:: Problem details ::
Extract all lines in the data that contain the word "você".

:: Saved entries ::
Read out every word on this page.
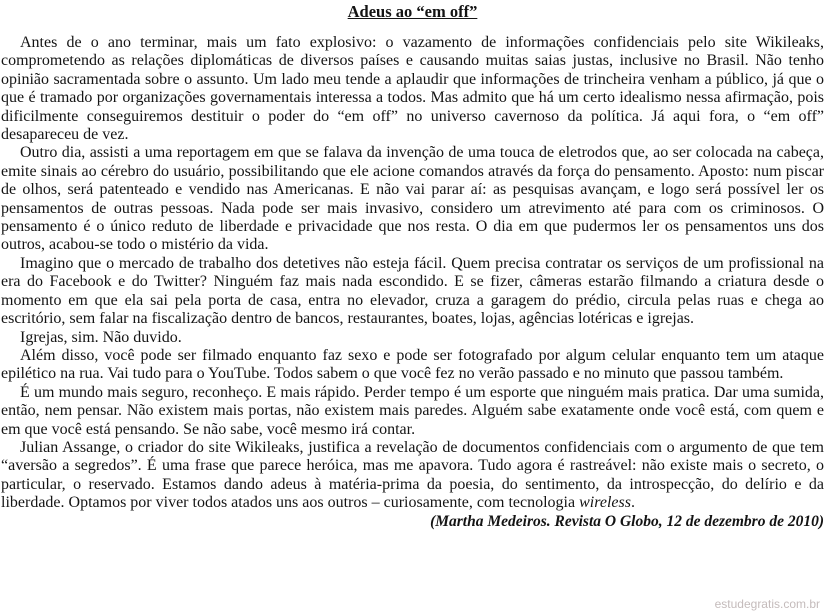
Adeus ao “em off”

Antes de o ano terminar, mais um fato explosivo: o vazamento de informações confidenciais pelo site Wikileaks, comprometendo as relações diplomáticas de diversos países e causando muitas saias justas, inclusive no Brasil. Não tenho opinião sacramentada sobre o assunto. Um lado meu tende a aplaudir que informações de trincheira venham a público, já que o que é tramado por organizações governamentais interessa a todos. Mas admito que há um certo idealismo nessa afirmação, pois dificilmente conseguiremos destituir o poder do “em off” no universo cavernoso da política. Já aqui fora, o “em off” desapareceu de vez.

Outro dia, assisti a uma reportagem em que se falava da invenção de uma touca de eletrodos que, ao ser colocada na cabeça, emite sinais ao cérebro do usuário, possibilitando que ele acione comandos através da força do pensamento. Aposto: num piscar de olhos, será patenteado e vendido nas Americanas. E não vai parar aí: as pesquisas avançam, e logo será possível ler os pensamentos de outras pessoas. Nada pode ser mais invasivo, considero um atrevimento até para com os criminosos. O pensamento é o único reduto de liberdade e privacidade que nos resta. O dia em que pudermos ler os pensamentos uns dos outros, acabou-se todo o mistério da vida.

Imagino que o mercado de trabalho dos detetives não esteja fácil. Quem precisa contratar os serviços de um profissional na era do Facebook e do Twitter? Ninguém faz mais nada escondido. E se fizer, câmeras estarão filmando a criatura desde o momento em que ela sai pela porta de casa, entra no elevador, cruza a garagem do prédio, circula pelas ruas e chega ao escritório, sem falar na fiscalização dentro de bancos, restaurantes, boates, lojas, agências lotéricas e igrejas.

Igrejas, sim. Não duvido.

Além disso, você pode ser filmado enquanto faz sexo e pode ser fotografado por algum celular enquanto tem um ataque epilético na rua. Vai tudo para o YouTube. Todos sabem o que você fez no verão passado e no minuto que passou também.

É um mundo mais seguro, reconheço. E mais rápido. Perder tempo é um esporte que ninguém mais pratica. Dar uma sumida, então, nem pensar. Não existem mais portas, não existem mais paredes. Alguém sabe exatamente onde você está, com quem e em que você está pensando. Se não sabe, você mesmo irá contar.

Julian Assange, o criador do site Wikileaks, justifica a revelação de documentos confidenciais com o argumento de que tem “aversão a segredos”. É uma frase que parece heróica, mas me apavora. Tudo agora é rastreável: não existe mais o secreto, o particular, o reservado. Estamos dando adeus à matéria-prima da poesia, do sentimento, da introspecção, do delírio e da liberdade. Optamos por viver todos atados uns aos outros – curiosamente, com tecnologia wireless.

(Martha Medeiros. Revista O Globo, 12 de dezembro de 2010)

estudegratis.com.br
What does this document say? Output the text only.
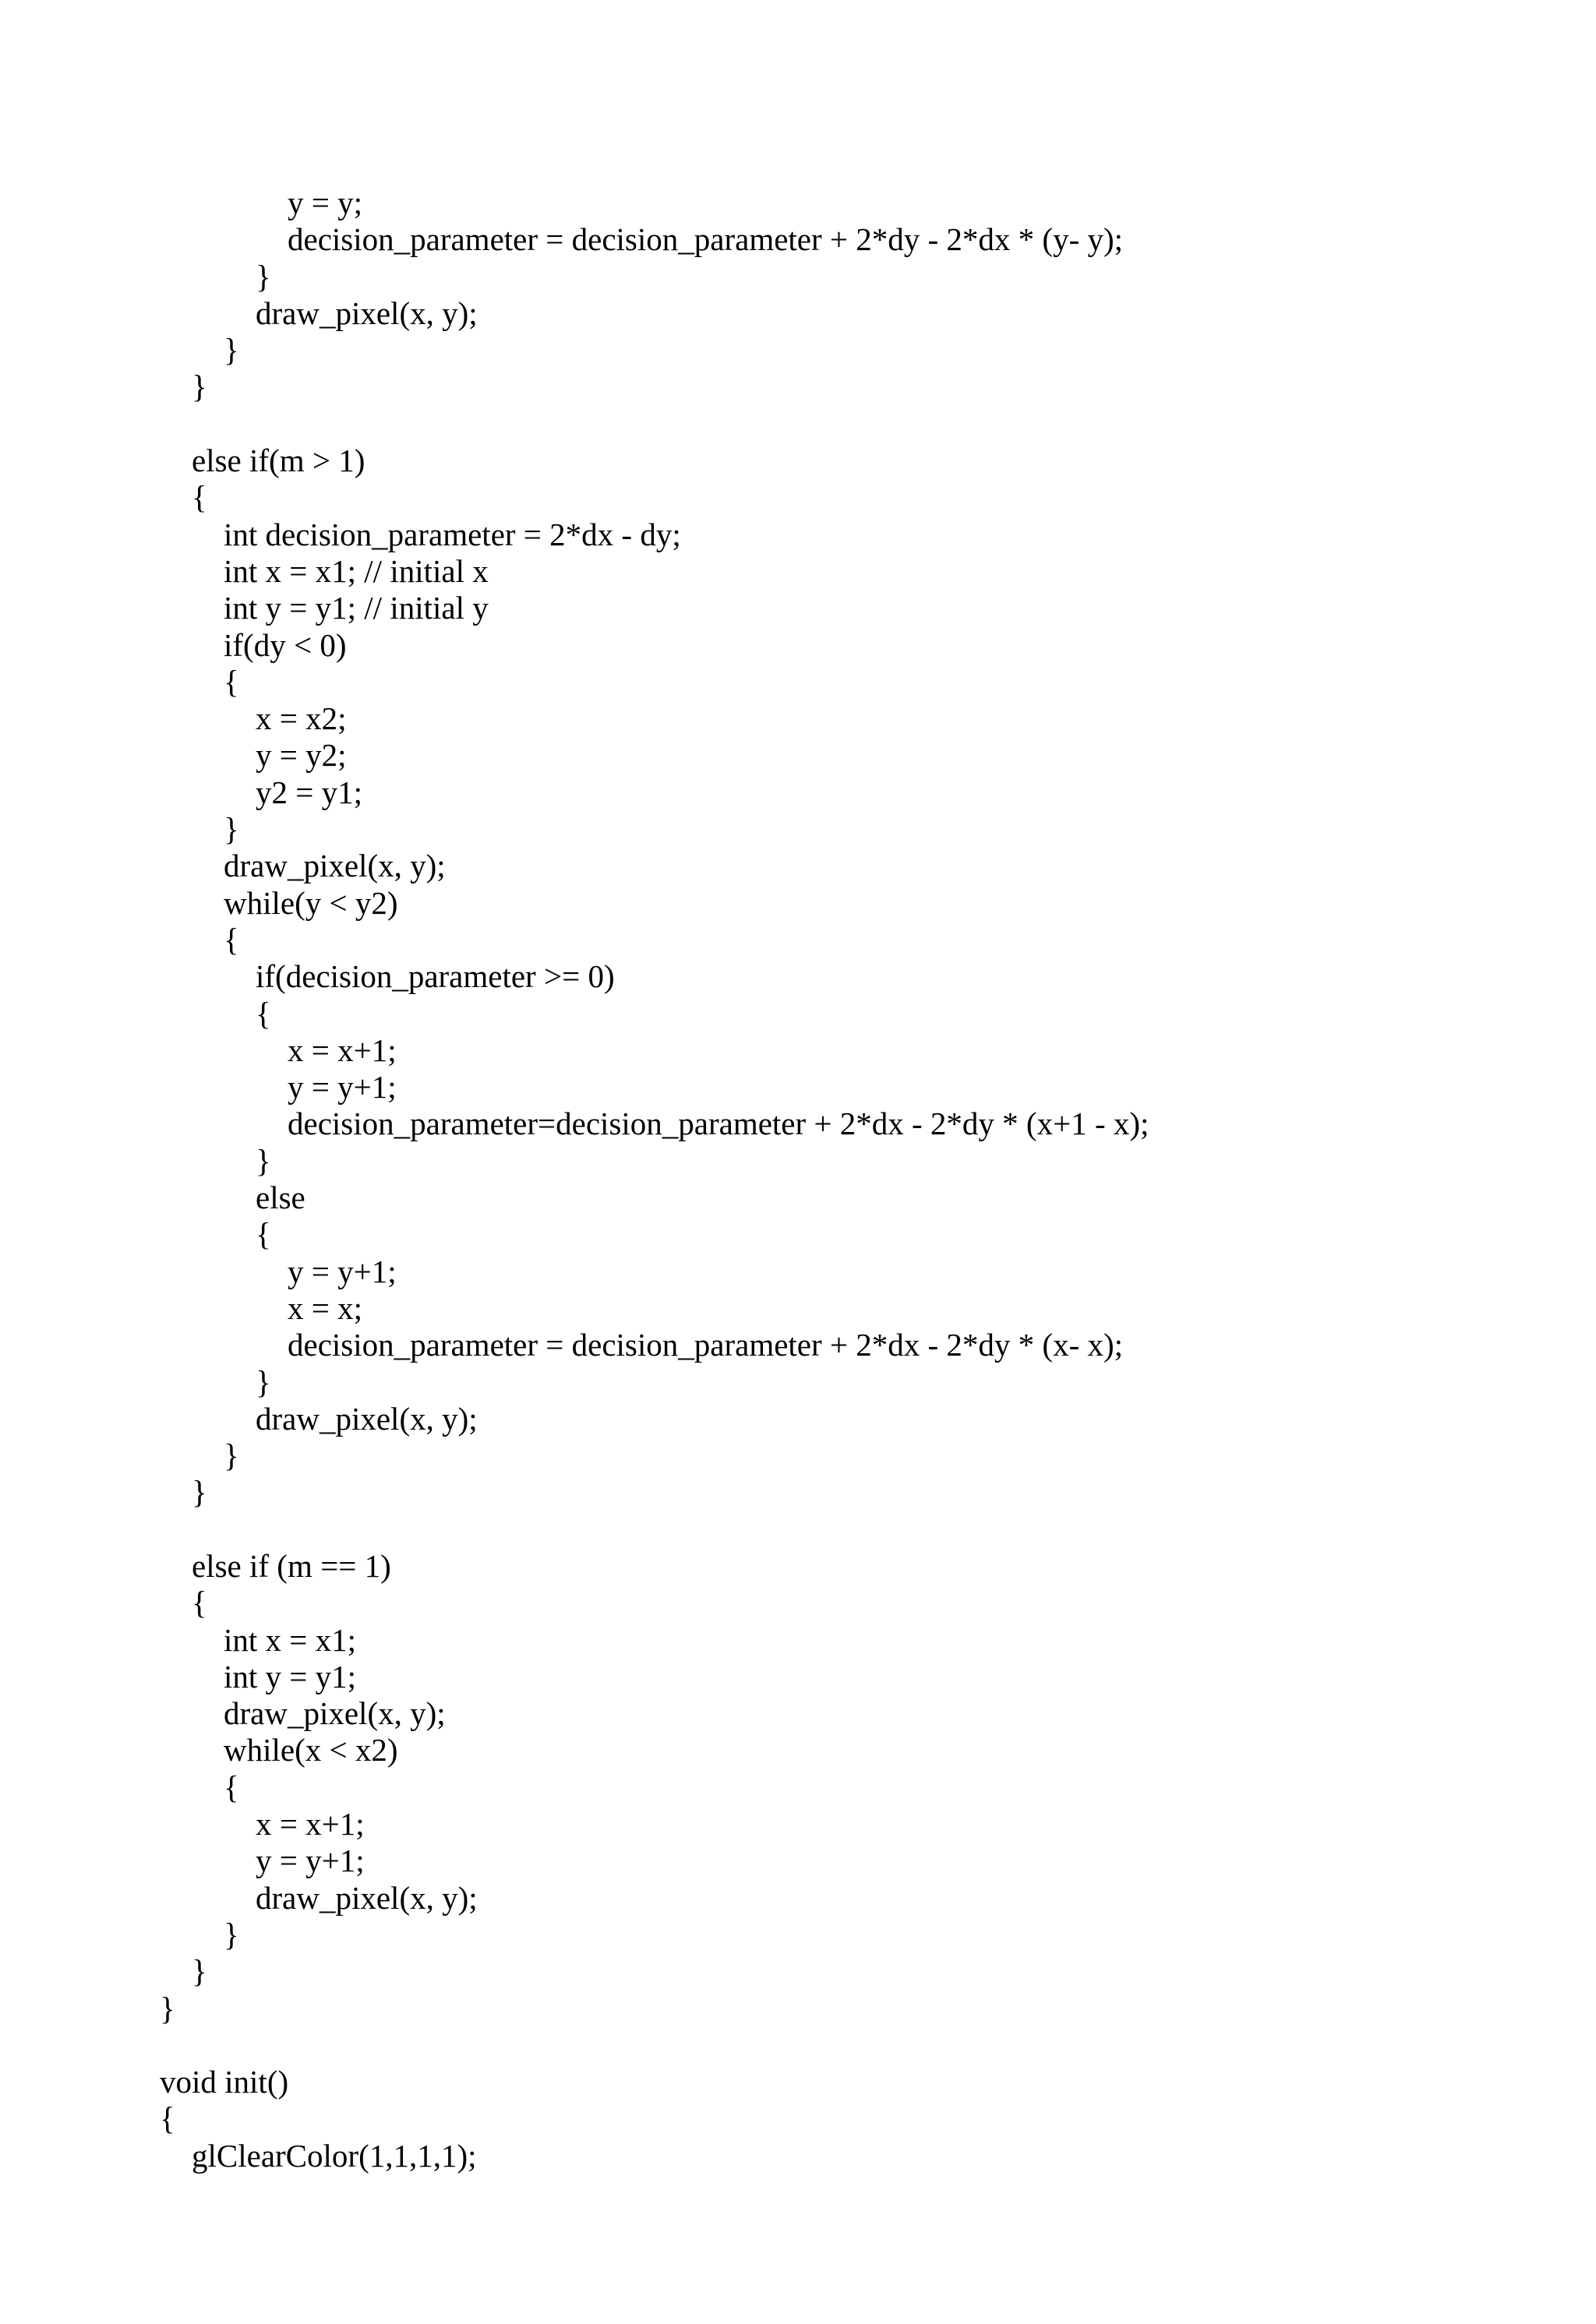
y = y;
decision_parameter = decision_parameter + 2*dy - 2*dx * (y- y);
}
draw_pixel(x, y);
}
}
else if(m > 1)
{
int decision_parameter = 2*dx - dy;
int x = x1; // initial x
int y = y1; // initial y
if(dy < 0)
{
x = x2;
y = y2;
y2 = y1;
}
draw_pixel(x, y);
while(y < y2)
{
if(decision_parameter >= 0)
{
x = x+1;
y = y+1;
decision_parameter=decision_parameter + 2*dx - 2*dy * (x+1 - x);
}
else
{
y = y+1;
x = x;
decision_parameter = decision_parameter + 2*dx - 2*dy * (x- x);
}
draw_pixel(x, y);
}
}
else if (m == 1)
{
int x = x1;
int y = y1;
draw_pixel(x, y);
while(x < x2)
{
x = x+1;
y = y+1;
draw_pixel(x, y);
}
}
}
void init()
{
glClearColor(1,1,1,1);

:: Final result ::
Além disso, você pode ser filmado enquanto faz sexo e pode ser fotografado por algum celular enquanto tem um ataque epilético na rua. Vai tudo para o YouTube. Todos sabem o que você fez no verão passado e no minuto que passou também.
É um mundo mais seguro, reconheço. E mais rápido. Perder tempo é um esporte que ninguém mais pratica. Dar uma sumida, então, nem pensar. Não existem mais portas, não existem mais paredes. Alguém sabe exatamente onde você está, com quem e em que você está pensando. Se não sabe, você mesmo irá contar.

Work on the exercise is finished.